## Exercise description
From the records below, extract all the text exactly and leave the images behind.
## Begin
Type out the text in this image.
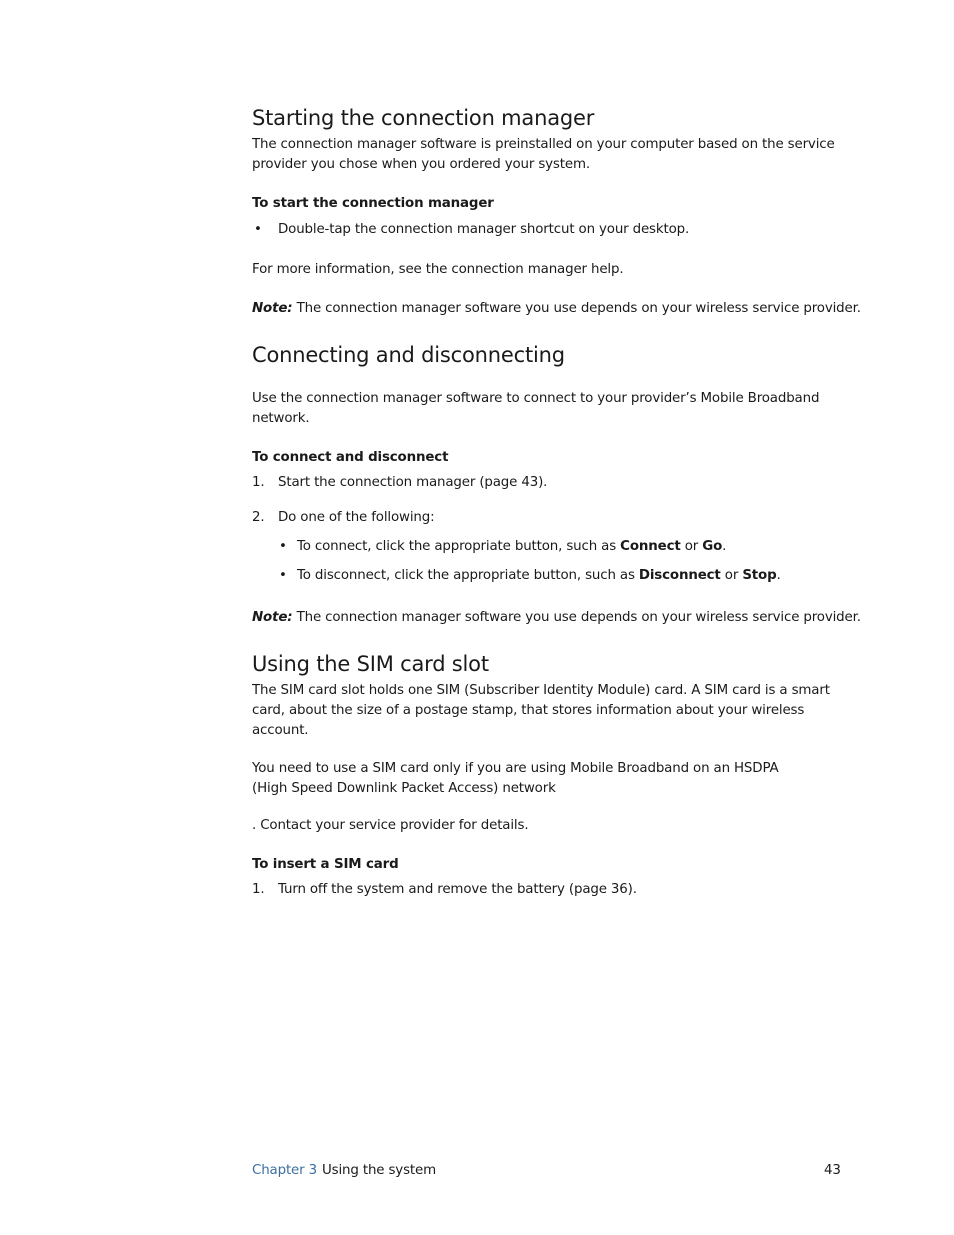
Starting the connection manager
The connection manager software is preinstalled on your computer based on the service
provider you chose when you ordered your system.
To start the connection manager
• Double-tap the connection manager shortcut on your desktop.
For more information, see the connection manager help.
Note: The connection manager software you use depends on your wireless service provider.
Connecting and disconnecting
Use the connection manager software to connect to your provider’s Mobile Broadband
network.
To connect and disconnect
1. Start the connection manager (page 43).
2. Do one of the following:
• To connect, click the appropriate button, such as Connect or Go.
• To disconnect, click the appropriate button, such as Disconnect or Stop.
Note: The connection manager software you use depends on your wireless service provider.
Using the SIM card slot
The SIM card slot holds one SIM (Subscriber Identity Module) card. A SIM card is a smart
card, about the size of a postage stamp, that stores information about your wireless
account.
You need to use a SIM card only if you are using Mobile Broadband on an HSDPA
(High Speed Downlink Packet Access) network
. Contact your service provider for details.
To insert a SIM card
1. Turn off the system and remove the battery (page 36).
Chapter 3 Using the system	43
## End
## Reply
Type out the text in this image.
Starting the connection manager
The connection manager software is preinstalled on your computer based on the service
provider you chose when you ordered your system.
To start the connection manager
• Double-tap the connection manager shortcut on your desktop.
For more information, see the connection manager help.
Note: The connection manager software you use depends on your wireless service provider.
Connecting and disconnecting
Use the connection manager software to connect to your provider’s Mobile Broadband
network.
To connect and disconnect
1. Start the connection manager (page 43).
2. Do one of the following:
• To connect, click the appropriate button, such as Connect or Go.
• To disconnect, click the appropriate button, such as Disconnect or Stop.
Note: The connection manager software you use depends on your wireless service provider.
Using the SIM card slot
The SIM card slot holds one SIM (Subscriber Identity Module) card. A SIM card is a smart
card, about the size of a postage stamp, that stores information about your wireless
account.
You need to use a SIM card only if you are using Mobile Broadband on an HSDPA
(High Speed Downlink Packet Access) network
. Contact your service provider for details.
To insert a SIM card
1. Turn off the system and remove the battery (page 36).
Chapter 3 Using the system	43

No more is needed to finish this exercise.